Update Flow (Zero-Downtime Blue-Green)

PUT /rpc/formations/{id} (gzip bundle)
  │
  ├─ Check formation exists, not already deploying
  ├─ SetDeploying(true) — prevents concurrent updates
  ├─ Extract bundle → temp dir
  ├─ Check bundle hash ≠ current (no-op if identical)
  ├─ Allocate STAGING port
  ├─ Move extracted → formations/{id}/staging/
  ├─ Preserve memory.db from current if not in upload
  ├─ Validate, inject metadata
  │
  ├─ Spawn staging on new port
  ├─ Health check staging
  │
  ├─ On success:
  │   ├─ SwitchToStagingPort (atomic port swap in registry)
  │   ├─ Stop old process (ForceKill if graceful fails)
  │   ├─ Move: staging → current, current → previous
  │   ├─ Update version.json
  │   └─ Return success
  │
  └─ On failure:
      ├─ Kill staging process
      ├─ Remove staging dir
      └─ Old version continues running (zero downtime maintained)

Restore Flow (Server Restart)

cmdStart → RestoreFormations
  │
  ├─ Load registry.json (persisted formations)
  ├─ For each formation where status ≠ "stopped":
  │   ├─ Find formations/{id}/current/
  │   ├─ Parse formation.afs
  │   ├─ Compute env vars (same port as before)
  │   ├─ If muxi_runtime: EnsureSIF via downloader
  │   ├─ Spawn process
  │   └─ Preserve restart count from before server restart
  └─ Skip stopped formations

Draft/Dev Flow (muxi up)

EXTRACTED RECORDS =
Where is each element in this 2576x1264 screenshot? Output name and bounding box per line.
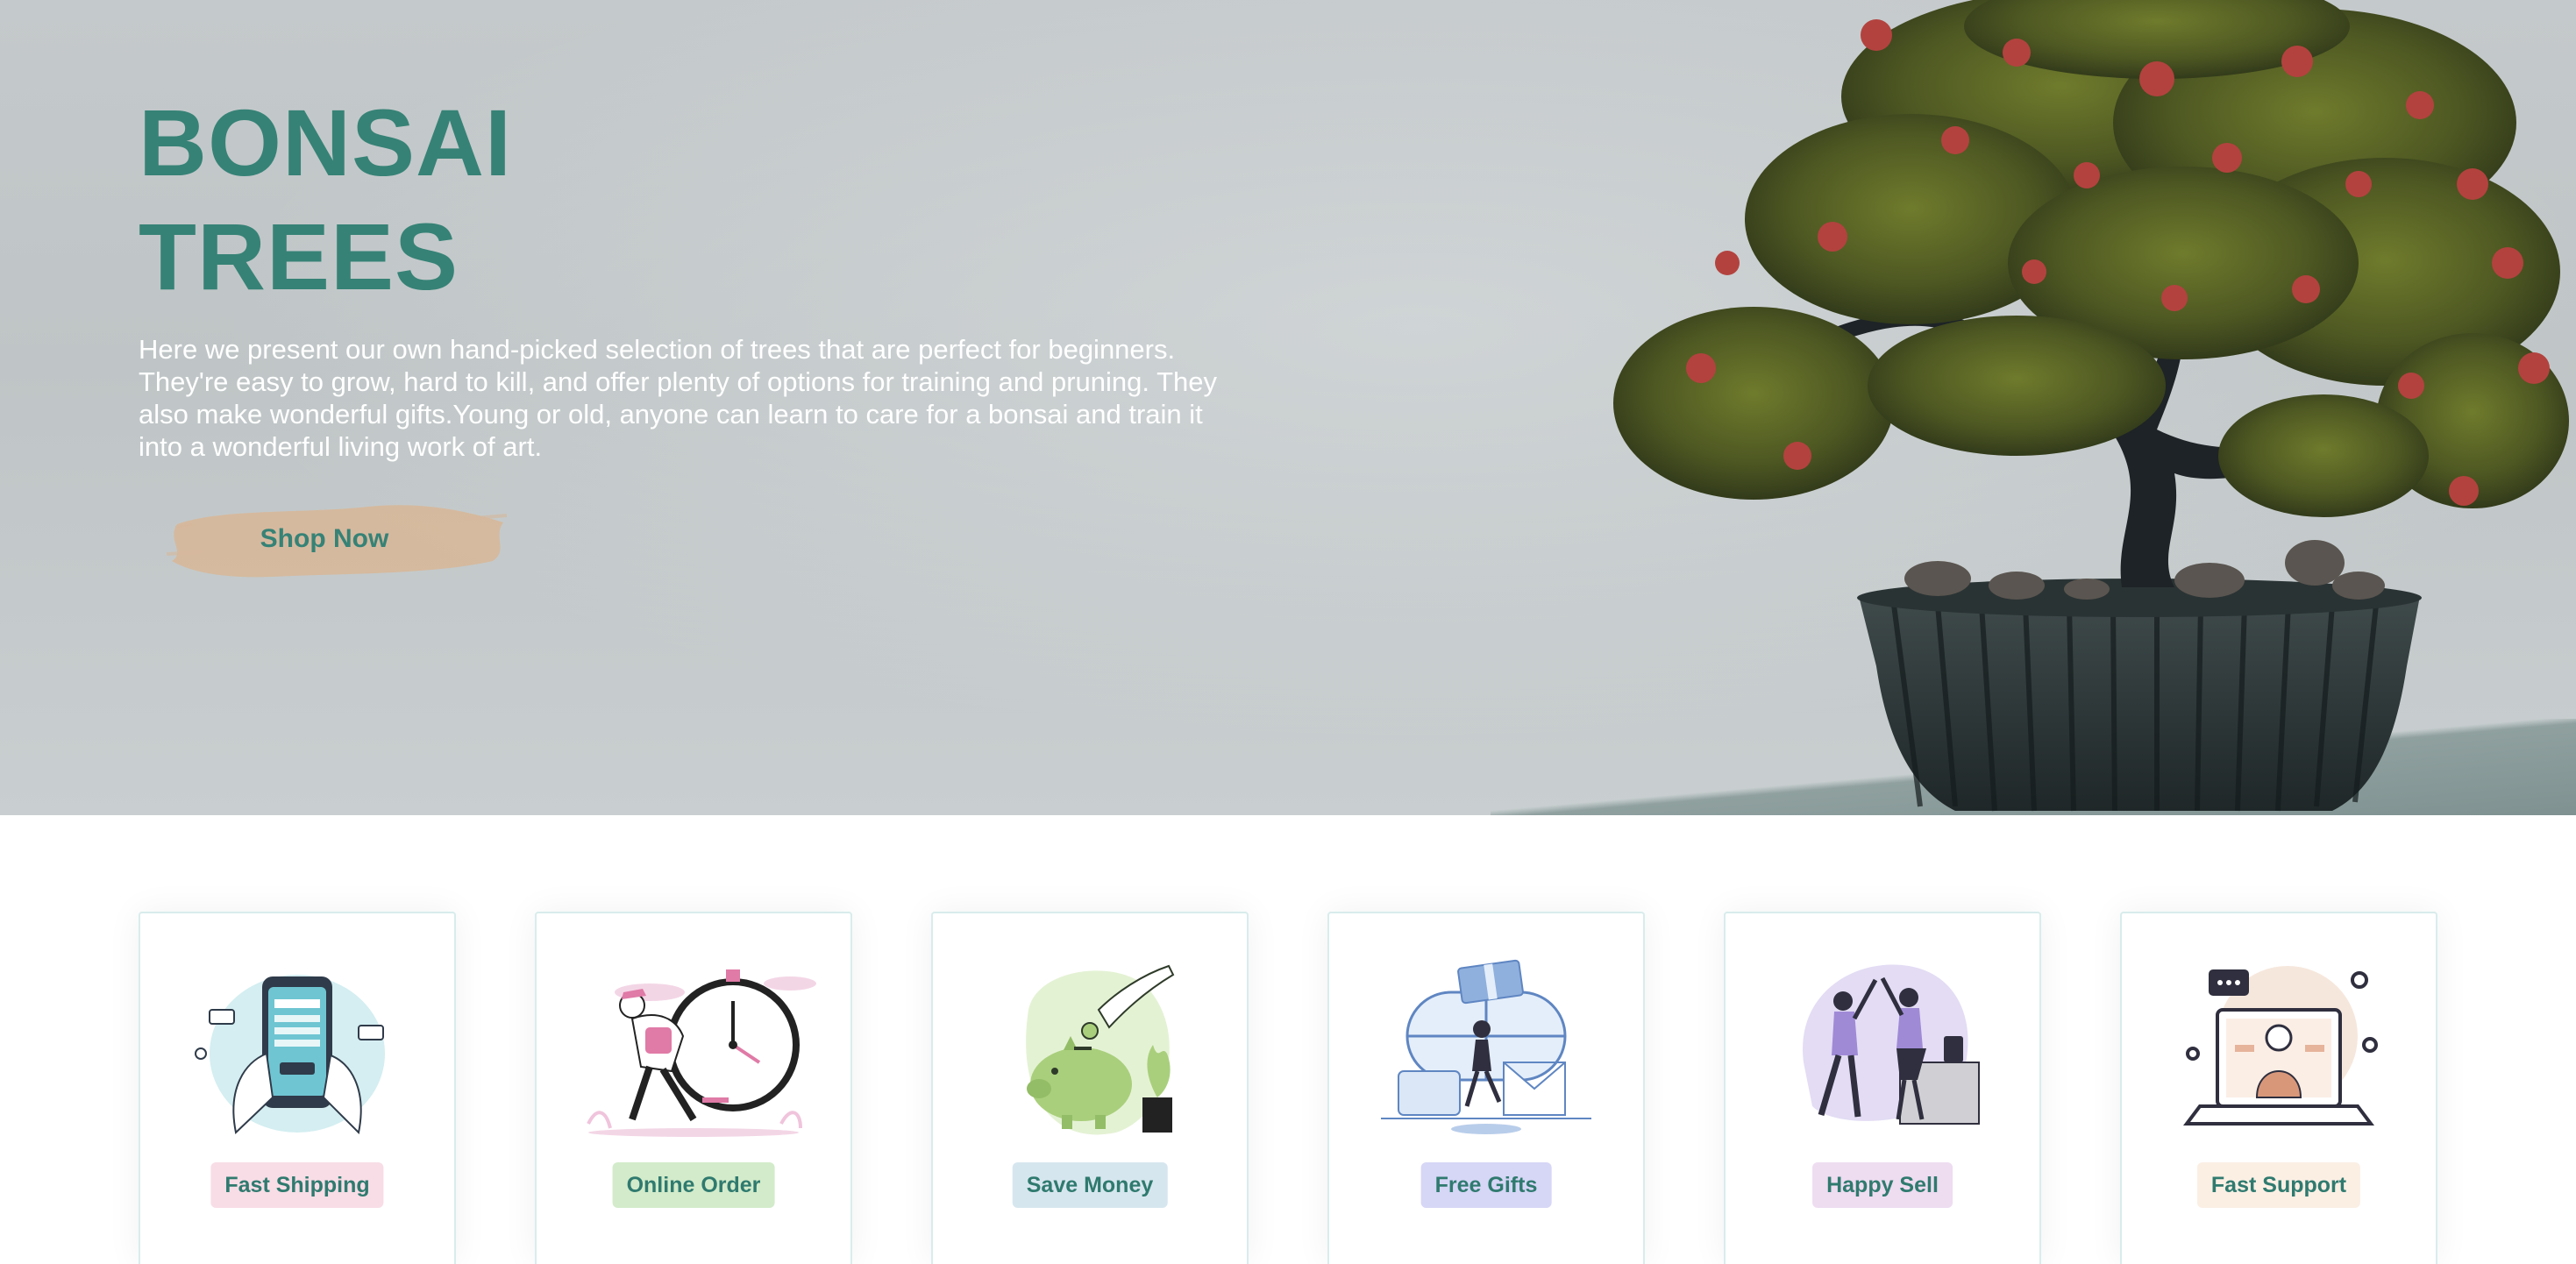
* * *
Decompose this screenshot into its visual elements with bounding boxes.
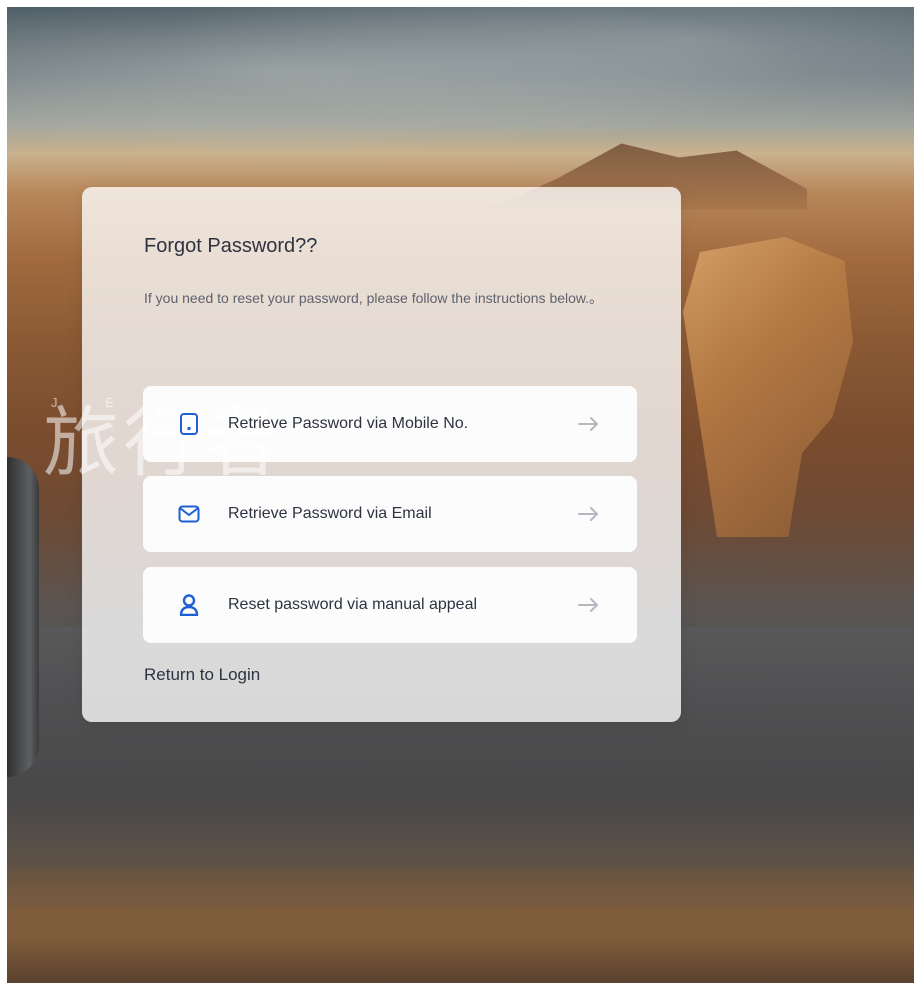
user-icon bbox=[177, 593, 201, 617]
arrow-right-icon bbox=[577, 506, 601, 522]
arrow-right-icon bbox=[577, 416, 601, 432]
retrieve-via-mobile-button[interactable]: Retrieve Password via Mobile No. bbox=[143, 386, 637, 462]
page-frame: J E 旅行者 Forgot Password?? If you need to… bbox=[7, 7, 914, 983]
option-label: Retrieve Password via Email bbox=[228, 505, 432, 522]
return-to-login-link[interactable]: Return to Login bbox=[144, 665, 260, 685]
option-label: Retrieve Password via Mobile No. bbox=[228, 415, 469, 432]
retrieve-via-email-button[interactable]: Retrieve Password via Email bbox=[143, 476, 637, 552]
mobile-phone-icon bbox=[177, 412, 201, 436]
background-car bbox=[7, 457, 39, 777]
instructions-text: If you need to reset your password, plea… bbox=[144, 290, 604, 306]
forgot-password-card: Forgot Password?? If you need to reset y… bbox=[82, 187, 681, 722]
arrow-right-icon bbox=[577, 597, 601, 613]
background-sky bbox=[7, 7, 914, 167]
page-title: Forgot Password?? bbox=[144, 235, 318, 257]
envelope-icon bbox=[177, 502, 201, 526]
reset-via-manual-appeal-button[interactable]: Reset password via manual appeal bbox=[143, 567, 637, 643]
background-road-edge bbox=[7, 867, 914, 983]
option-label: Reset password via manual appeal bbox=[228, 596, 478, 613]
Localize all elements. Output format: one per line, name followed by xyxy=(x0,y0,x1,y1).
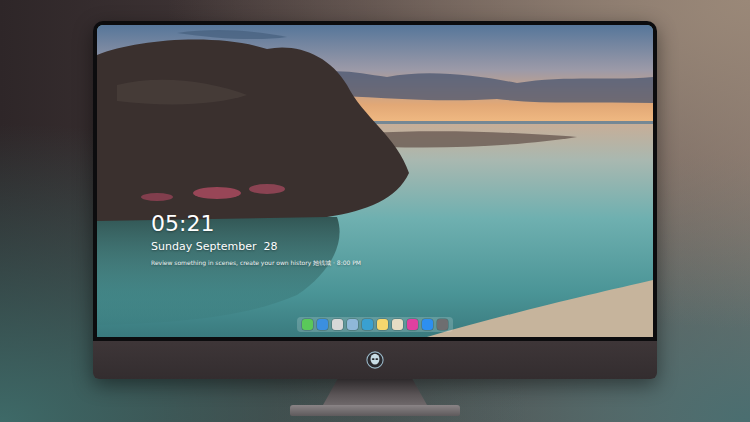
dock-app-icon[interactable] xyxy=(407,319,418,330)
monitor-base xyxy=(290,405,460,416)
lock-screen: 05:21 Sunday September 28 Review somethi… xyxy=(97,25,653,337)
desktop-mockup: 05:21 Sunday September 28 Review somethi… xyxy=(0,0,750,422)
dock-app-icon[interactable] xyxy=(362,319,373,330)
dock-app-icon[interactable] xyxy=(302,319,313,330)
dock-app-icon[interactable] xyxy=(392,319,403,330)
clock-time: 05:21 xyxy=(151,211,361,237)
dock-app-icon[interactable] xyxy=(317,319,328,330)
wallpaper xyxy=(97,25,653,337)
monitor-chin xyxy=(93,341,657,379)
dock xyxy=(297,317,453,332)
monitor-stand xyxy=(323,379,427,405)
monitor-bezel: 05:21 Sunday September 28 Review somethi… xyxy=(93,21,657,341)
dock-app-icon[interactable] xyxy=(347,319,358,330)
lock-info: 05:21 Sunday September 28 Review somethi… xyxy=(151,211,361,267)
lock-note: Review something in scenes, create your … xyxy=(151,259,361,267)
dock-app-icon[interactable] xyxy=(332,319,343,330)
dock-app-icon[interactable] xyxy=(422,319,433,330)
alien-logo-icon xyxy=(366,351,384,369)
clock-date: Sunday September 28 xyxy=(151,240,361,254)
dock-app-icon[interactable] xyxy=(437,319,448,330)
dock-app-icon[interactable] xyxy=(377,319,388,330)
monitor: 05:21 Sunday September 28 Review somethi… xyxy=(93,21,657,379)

WHAT YOU SHOULD DO =
Carry on the formation deployment text from its final line, picking up at the "Draft/Dev Flow (muxi up)" heading. The data shown here has no connection to the formation deployment text.

RESPONSE TO THIS EXERCISE =
POST /rpc/dev/run {"path": "/abs/path"}
  │
  ├─ Parse formation.afs from path
  ├─ RegisterDraft (separate map, NOT persisted)
  ├─ Allocate port from shared pool
  ├─ Spawn with ID "{formation_id}-draft"
  ├─ Auto-restart: false (dev mode)
  ├─ Health check
  └─ Return port + status
  
Proxy: /draft/{formation_id}/* → GetDraft() → port

4. Platform Differences

Aspect Linux macOS/Windows
Runtime Apptainer/Singularity (native) Docker + runtime-runner image
SIF execution apptainer exec --bind ... SIF cmd docker run --privileged -v SIF runtime-runner singularity exec ...
Bind host 127.0.0.1 (config) 0.0.0.0 (Docker network)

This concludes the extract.